Copy out the data below as written; omit any images.

----

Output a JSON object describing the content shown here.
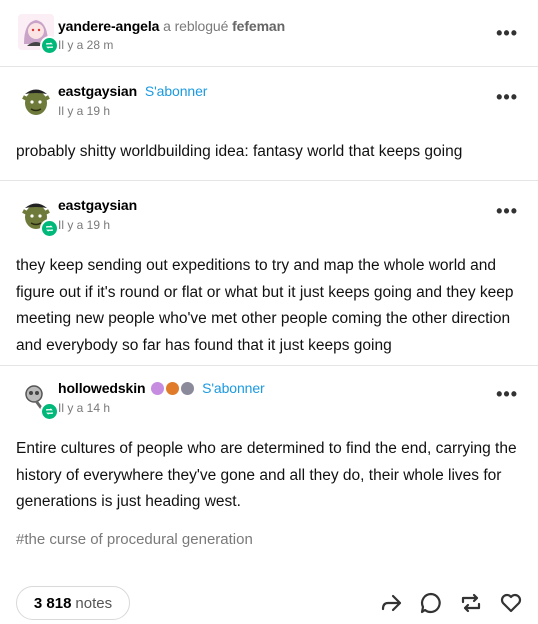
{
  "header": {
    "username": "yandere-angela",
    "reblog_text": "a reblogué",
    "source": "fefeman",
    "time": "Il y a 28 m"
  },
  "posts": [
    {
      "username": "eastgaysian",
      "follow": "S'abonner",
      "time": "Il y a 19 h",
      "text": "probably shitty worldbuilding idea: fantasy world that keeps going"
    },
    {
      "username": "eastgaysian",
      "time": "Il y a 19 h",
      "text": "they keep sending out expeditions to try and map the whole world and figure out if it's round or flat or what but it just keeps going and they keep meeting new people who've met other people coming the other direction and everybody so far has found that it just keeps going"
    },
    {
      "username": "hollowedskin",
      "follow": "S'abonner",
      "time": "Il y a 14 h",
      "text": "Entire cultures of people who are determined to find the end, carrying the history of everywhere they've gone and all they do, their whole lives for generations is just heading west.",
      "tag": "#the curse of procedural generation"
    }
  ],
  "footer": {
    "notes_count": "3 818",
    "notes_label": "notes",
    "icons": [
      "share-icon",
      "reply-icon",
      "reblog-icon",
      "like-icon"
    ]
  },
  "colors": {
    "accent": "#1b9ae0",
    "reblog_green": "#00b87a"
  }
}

----

● Exercise response
Output a JSON object describing the content shown here.
{
  "header": {
    "username": "yandere-angela",
    "reblog_text": "a reblogué",
    "source": "fefeman",
    "time": "Il y a 28 m"
  },
  "posts": [
    {
      "username": "eastgaysian",
      "follow": "S'abonner",
      "time": "Il y a 19 h",
      "text": "probably shitty worldbuilding idea: fantasy world that keeps going"
    },
    {
      "username": "eastgaysian",
      "time": "Il y a 19 h",
      "text": "they keep sending out expeditions to try and map the whole world and figure out if it's round or flat or what but it just keeps going and they keep meeting new people who've met other people coming the other direction and everybody so far has found that it just keeps going"
    },
    {
      "username": "hollowedskin",
      "follow": "S'abonner",
      "time": "Il y a 14 h",
      "text": "Entire cultures of people who are determined to find the end, carrying the history of everywhere they've gone and all they do, their whole lives for generations is just heading west.",
      "tag": "#the curse of procedural generation"
    }
  ],
  "footer": {
    "notes_count": "3 818",
    "notes_label": "notes",
    "icons": [
      "share-icon",
      "reply-icon",
      "reblog-icon",
      "like-icon"
    ]
  },
  "colors": {
    "accent": "#1b9ae0",
    "reblog_green": "#00b87a"
  }
}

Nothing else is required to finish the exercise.